Retype each line of the material exactly, please, skipping any picture in it.

Extracted data entries:

----

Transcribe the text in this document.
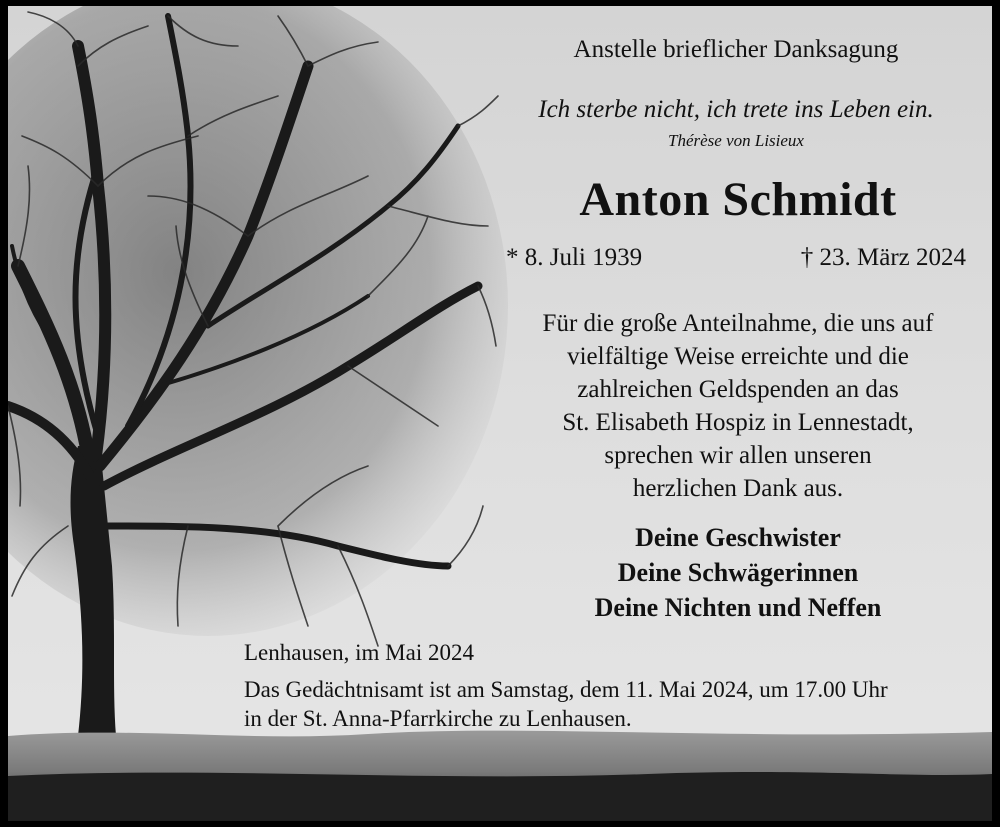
Anstelle brieflicher Danksagung
Ich sterbe nicht, ich trete ins Leben ein.
Thérèse von Lisieux
Anton Schmidt
* 8. Juli 1939	† 23. März 2024
Für die große Anteilnahme, die uns auf
vielfältige Weise erreichte und die
zahlreichen Geldspenden an das
St. Elisabeth Hospiz in Lennestadt,
sprechen wir allen unseren
herzlichen Dank aus.
Deine Geschwister
Deine Schwägerinnen
Deine Nichten und Neffen
Lenhausen, im Mai 2024
Das Gedächtnisamt ist am Samstag, dem 11. Mai 2024, um 17.00 Uhr
in der St. Anna-Pfarrkirche zu Lenhausen.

----

• [Exercise result]
Transcribe the text in this document.
Anstelle brieflicher Danksagung
Ich sterbe nicht, ich trete ins Leben ein.
Thérèse von Lisieux
Anton Schmidt
* 8. Juli 1939	† 23. März 2024
Für die große Anteilnahme, die uns auf
vielfältige Weise erreichte und die
zahlreichen Geldspenden an das
St. Elisabeth Hospiz in Lennestadt,
sprechen wir allen unseren
herzlichen Dank aus.
Deine Geschwister
Deine Schwägerinnen
Deine Nichten und Neffen
Lenhausen, im Mai 2024
Das Gedächtnisamt ist am Samstag, dem 11. Mai 2024, um 17.00 Uhr
in der St. Anna-Pfarrkirche zu Lenhausen.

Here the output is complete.